Задачи ::
1. Как, согласно тексту о студенческом творчестве, в поэзии называют то, что преподаватели ищут в работах студента?
2. Переведите на английский язык предложение из текста о студенческом творчестве: «Студенческое творчество должно быть достаточно цельным – иначе его не воспримут всерьез».

======== Текст для чтения ========

Порой из‑за обилия стилей у студента преподавателю кажется, что его вообще нельзя ничему научить. Если студент приближается к защите магистерского диплома и все еще показывает абстрактные работы наряду с реалистическими или делает алюминиевые скульптуры наряду с гравюрами и голограммами, создается впечатление, что он распыляется, не может выбрать что‑то одно. А все потому, что преподаватели, естественно, ищут то, что в поэзии именуется «голосом»: единый узнаваемый набор тем и интересов, особый характер, особую манеру. Идеальный студент находится где‑то между маньяком, который привержен одному стилю (как описано выше, см. п. 3), и шизофреником, который не может решить, что же он такое. Студенческое творчество должно быть достаточно цельным – иначе его не воспримут всерьез.

 

5. Стили, требующие наивности

Анархичное и нигилистическое искусство, такое как дадаизм, вовсе не обязательно для учебного заведения, но если студенты работают в таком стиле, ничего плохого в этом нет. Даже перформансы с элементами насилия, копрологии или секса занимают отведенное им место на отделении искусств – в конце концов, все это пошло от дадаизма.

======== Исходные данные ========

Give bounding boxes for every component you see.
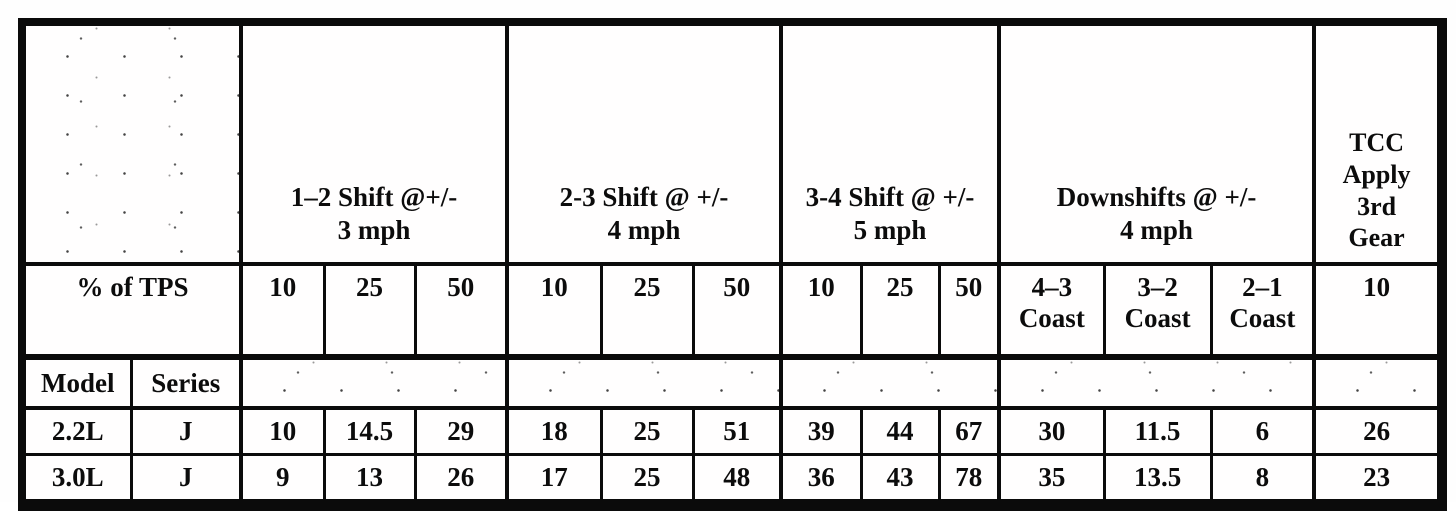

========

Ответы к задачам ::
1. «Голосом»: единым узнаваемым набором тем и интересов, особым характером, особой манерой.

2. Student work must be coherent enough; otherwise it will not be taken seriously.